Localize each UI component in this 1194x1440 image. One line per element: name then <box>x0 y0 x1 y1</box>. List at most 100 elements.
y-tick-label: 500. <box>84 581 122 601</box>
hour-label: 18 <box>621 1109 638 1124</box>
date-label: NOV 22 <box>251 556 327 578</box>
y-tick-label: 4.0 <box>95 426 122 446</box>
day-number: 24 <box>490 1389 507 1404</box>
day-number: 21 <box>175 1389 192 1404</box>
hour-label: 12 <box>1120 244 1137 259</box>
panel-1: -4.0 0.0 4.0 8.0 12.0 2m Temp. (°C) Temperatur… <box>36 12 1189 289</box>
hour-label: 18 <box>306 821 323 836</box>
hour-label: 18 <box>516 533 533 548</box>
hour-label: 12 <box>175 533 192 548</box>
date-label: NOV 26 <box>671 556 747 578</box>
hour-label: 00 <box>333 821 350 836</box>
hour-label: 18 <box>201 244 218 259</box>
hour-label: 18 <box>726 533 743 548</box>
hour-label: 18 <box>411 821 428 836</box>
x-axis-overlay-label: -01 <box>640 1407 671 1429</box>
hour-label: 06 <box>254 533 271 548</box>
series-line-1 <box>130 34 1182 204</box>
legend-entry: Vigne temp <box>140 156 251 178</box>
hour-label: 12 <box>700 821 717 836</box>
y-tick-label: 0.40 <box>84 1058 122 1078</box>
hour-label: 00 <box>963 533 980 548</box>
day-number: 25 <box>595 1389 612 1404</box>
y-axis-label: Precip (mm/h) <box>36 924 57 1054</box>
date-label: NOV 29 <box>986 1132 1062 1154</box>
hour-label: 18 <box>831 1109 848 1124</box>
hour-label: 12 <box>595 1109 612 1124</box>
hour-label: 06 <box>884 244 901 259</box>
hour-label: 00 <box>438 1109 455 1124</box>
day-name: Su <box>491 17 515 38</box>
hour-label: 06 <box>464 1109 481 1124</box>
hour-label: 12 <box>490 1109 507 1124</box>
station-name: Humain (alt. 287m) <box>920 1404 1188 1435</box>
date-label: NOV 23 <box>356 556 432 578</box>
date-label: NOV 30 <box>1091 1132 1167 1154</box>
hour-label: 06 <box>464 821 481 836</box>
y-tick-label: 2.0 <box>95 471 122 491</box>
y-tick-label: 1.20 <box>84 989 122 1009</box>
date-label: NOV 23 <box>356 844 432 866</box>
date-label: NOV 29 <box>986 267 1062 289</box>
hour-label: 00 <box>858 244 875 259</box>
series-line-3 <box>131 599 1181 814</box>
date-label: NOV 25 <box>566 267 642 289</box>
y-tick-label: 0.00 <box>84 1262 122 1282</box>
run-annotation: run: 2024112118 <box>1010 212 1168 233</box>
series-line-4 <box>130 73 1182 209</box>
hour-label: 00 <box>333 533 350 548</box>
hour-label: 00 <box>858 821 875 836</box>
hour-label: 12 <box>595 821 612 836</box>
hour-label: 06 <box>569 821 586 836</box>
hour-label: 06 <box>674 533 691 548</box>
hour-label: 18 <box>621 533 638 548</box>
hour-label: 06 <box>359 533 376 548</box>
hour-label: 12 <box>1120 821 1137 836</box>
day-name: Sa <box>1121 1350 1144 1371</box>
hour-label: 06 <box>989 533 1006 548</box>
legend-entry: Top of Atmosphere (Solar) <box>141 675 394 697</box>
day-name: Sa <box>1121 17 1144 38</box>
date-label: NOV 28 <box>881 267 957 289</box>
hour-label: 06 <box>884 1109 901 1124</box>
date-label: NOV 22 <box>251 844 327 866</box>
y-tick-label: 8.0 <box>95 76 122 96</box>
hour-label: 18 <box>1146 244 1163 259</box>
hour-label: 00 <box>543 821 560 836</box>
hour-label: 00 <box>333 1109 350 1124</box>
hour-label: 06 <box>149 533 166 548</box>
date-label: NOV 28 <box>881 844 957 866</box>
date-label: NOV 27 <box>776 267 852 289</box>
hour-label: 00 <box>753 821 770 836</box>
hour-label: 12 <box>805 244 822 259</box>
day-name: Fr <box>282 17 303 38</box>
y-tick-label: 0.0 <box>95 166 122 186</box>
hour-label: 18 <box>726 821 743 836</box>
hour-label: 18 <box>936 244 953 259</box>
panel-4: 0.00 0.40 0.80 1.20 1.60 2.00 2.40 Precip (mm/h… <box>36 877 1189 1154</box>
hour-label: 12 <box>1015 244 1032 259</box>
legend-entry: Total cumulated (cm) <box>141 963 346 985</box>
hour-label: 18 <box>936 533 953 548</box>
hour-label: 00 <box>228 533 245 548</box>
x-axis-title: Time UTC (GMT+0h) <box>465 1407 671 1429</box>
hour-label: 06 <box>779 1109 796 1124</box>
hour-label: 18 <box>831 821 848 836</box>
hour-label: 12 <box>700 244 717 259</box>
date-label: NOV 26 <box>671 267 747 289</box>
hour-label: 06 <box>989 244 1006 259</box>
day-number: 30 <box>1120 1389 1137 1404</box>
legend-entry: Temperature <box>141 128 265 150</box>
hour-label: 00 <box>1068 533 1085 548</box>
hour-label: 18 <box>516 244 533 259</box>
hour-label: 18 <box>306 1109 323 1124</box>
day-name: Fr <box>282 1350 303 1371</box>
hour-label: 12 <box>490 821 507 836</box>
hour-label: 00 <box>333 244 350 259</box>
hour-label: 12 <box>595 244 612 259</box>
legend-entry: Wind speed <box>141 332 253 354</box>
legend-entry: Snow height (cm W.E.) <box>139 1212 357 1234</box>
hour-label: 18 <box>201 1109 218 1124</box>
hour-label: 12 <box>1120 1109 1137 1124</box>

→ **OBJECTIVE**: Render all the rows above as a Markdown table with two columns, Index and Entry, giving each line's number and its text. Omit any blank lines.

→ **WRITTEN SOLUTION**:
| Index | Entry |
|---|---|
| 1 | Localize each UI component in this 1194x1440 image. One line per element: name then <box>x0 y0 x1 y1</box>. List at most 100 elements. |
| 2 | y-tick-label: 500. <box>84 581 122 601</box> |
| 3 | hour-label: 18 <box>621 1109 638 1124</box> |
| 4 | date-label: NOV 22 <box>251 556 327 578</box> |
| 5 | y-tick-label: 4.0 <box>95 426 122 446</box> |
| 6 | day-number: 24 <box>490 1389 507 1404</box> |
| 7 | day-number: 21 <box>175 1389 192 1404</box> |
| 8 | hour-label: 12 <box>1120 244 1137 259</box> |
| 9 | panel-1: -4.0 0.0 4.0 8.0 12.0 2m Temp. (°C) Temperatur… <box>36 12 1189 289</box> |
| 10 | hour-label: 18 <box>306 821 323 836</box> |
| 11 | hour-label: 18 <box>516 533 533 548</box> |
| 12 | hour-label: 12 <box>175 533 192 548</box> |
| 13 | date-label: NOV 26 <box>671 556 747 578</box> |
| 14 | hour-label: 00 <box>333 821 350 836</box> |
| 15 | hour-label: 18 <box>201 244 218 259</box> |
| 16 | hour-label: 18 <box>726 533 743 548</box> |
| 17 | hour-label: 18 <box>411 821 428 836</box> |
| 18 | x-axis-overlay-label: -01 <box>640 1407 671 1429</box> |
| 19 | hour-label: 06 <box>254 533 271 548</box> |
| 20 | series-line-1 <box>130 34 1182 204</box> |
| 21 | legend-entry: Vigne temp <box>140 156 251 178</box> |
| 22 | hour-label: 12 <box>700 821 717 836</box> |
| 23 | y-tick-label: 0.40 <box>84 1058 122 1078</box> |
| 24 | hour-label: 00 <box>963 533 980 548</box> |
| 25 | day-number: 25 <box>595 1389 612 1404</box> |
| 26 | y-axis-label: Precip (mm/h) <box>36 924 57 1054</box> |
| 27 | date-label: NOV 29 <box>986 1132 1062 1154</box> |
| 28 | hour-label: 18 <box>831 1109 848 1124</box> |
| 29 | hour-label: 12 <box>595 1109 612 1124</box> |
| 30 | hour-label: 06 <box>884 244 901 259</box> |
| 31 | hour-label: 00 <box>438 1109 455 1124</box> |
| 32 | day-name: Su <box>491 17 515 38</box> |
| 33 | hour-label: 06 <box>464 1109 481 1124</box> |
| 34 | hour-label: 12 <box>490 1109 507 1124</box> |
| 35 | station-name: Humain (alt. 287m) <box>920 1404 1188 1435</box> |
| 36 | date-label: NOV 23 <box>356 556 432 578</box> |
| 37 | date-label: NOV 30 <box>1091 1132 1167 1154</box> |
| 38 | hour-label: 06 <box>464 821 481 836</box> |
| 39 | y-tick-label: 2.0 <box>95 471 122 491</box> |
| 40 | y-tick-label: 1.20 <box>84 989 122 1009</box> |
| 41 | date-label: NOV 23 <box>356 844 432 866</box> |
| 42 | date-label: NOV 29 <box>986 267 1062 289</box> |
| 43 | hour-label: 00 <box>858 244 875 259</box> |
| 44 | series-line-3 <box>131 599 1181 814</box> |
| 45 | date-label: NOV 25 <box>566 267 642 289</box> |
| 46 | y-tick-label: 0.00 <box>84 1262 122 1282</box> |
| 47 | run-annotation: run: 2024112118 <box>1010 212 1168 233</box> |
| 48 | series-line-4 <box>130 73 1182 209</box> |
| 49 | hour-label: 00 <box>333 533 350 548</box> |
| 50 | hour-label: 00 <box>858 821 875 836</box> |
| 51 | hour-label: 12 <box>595 821 612 836</box> |
| 52 | hour-label: 06 <box>569 821 586 836</box> |
| 53 | hour-label: 06 <box>674 533 691 548</box> |
| 54 | hour-label: 18 <box>621 533 638 548</box> |
| 55 | hour-label: 06 <box>359 533 376 548</box> |
| 56 | hour-label: 12 <box>1120 821 1137 836</box> |
| 57 | day-name: Sa <box>1121 1350 1144 1371</box> |
| 58 | hour-label: 06 <box>989 533 1006 548</box> |
| 59 | legend-entry: Top of Atmosphere (Solar) <box>141 675 394 697</box> |
| 60 | day-name: Sa <box>1121 17 1144 38</box> |
| 61 | date-label: NOV 28 <box>881 267 957 289</box> |
| 62 | hour-label: 06 <box>884 1109 901 1124</box> |
| 63 | date-label: NOV 22 <box>251 844 327 866</box> |
| 64 | y-tick-label: 8.0 <box>95 76 122 96</box> |
| 65 | hour-label: 18 <box>1146 244 1163 259</box> |
| 66 | hour-label: 00 <box>543 821 560 836</box> |
| 67 | hour-label: 00 <box>333 1109 350 1124</box> |
| 68 | hour-label: 06 <box>149 533 166 548</box> |
| 69 | date-label: NOV 28 <box>881 844 957 866</box> |
| 70 | date-label: NOV 27 <box>776 267 852 289</box> |
| 71 | hour-label: 00 <box>753 821 770 836</box> |
| 72 | hour-label: 12 <box>805 244 822 259</box> |
| 73 | day-name: Fr <box>282 17 303 38</box> |
| 74 | y-tick-label: 0.0 <box>95 166 122 186</box> |
| 75 | hour-label: 18 <box>726 821 743 836</box> |
| 76 | hour-label: 18 <box>936 244 953 259</box> |
| 77 | panel-4: 0.00 0.40 0.80 1.20 1.60 2.00 2.40 Precip (mm/h… <box>36 877 1189 1154</box> |
| 78 | hour-label: 12 <box>1015 244 1032 259</box> |
| 79 | legend-entry: Total cumulated (cm) <box>141 963 346 985</box> |
| 80 | hour-label: 18 <box>936 533 953 548</box> |
| 81 | hour-label: 00 <box>228 533 245 548</box> |
| 82 | x-axis-title: Time UTC (GMT+0h) <box>465 1407 671 1429</box> |
| 83 | hour-label: 06 <box>779 1109 796 1124</box> |
| 84 | hour-label: 18 <box>831 821 848 836</box> |
| 85 | hour-label: 12 <box>700 244 717 259</box> |
| 86 | date-label: NOV 26 <box>671 267 747 289</box> |
| 87 | hour-label: 06 <box>989 244 1006 259</box> |
| 88 | day-number: 30 <box>1120 1389 1137 1404</box> |
| 89 | legend-entry: Temperature <box>141 128 265 150</box> |
| 90 | hour-label: 00 <box>1068 533 1085 548</box> |
| 91 | hour-label: 18 <box>516 244 533 259</box> |
| 92 | hour-label: 18 <box>306 1109 323 1124</box> |
| 93 | day-name: Fr <box>282 1350 303 1371</box> |
| 94 | hour-label: 12 <box>490 821 507 836</box> |
| 95 | hour-label: 00 <box>333 244 350 259</box> |
| 96 | hour-label: 12 <box>595 244 612 259</box> |
| 97 | legend-entry: Wind speed <box>141 332 253 354</box> |
| 98 | legend-entry: Snow height (cm W.E.) <box>139 1212 357 1234</box> |
| 99 | hour-label: 18 <box>201 1109 218 1124</box> |
| 100 | hour-label: 12 <box>1120 1109 1137 1124</box> |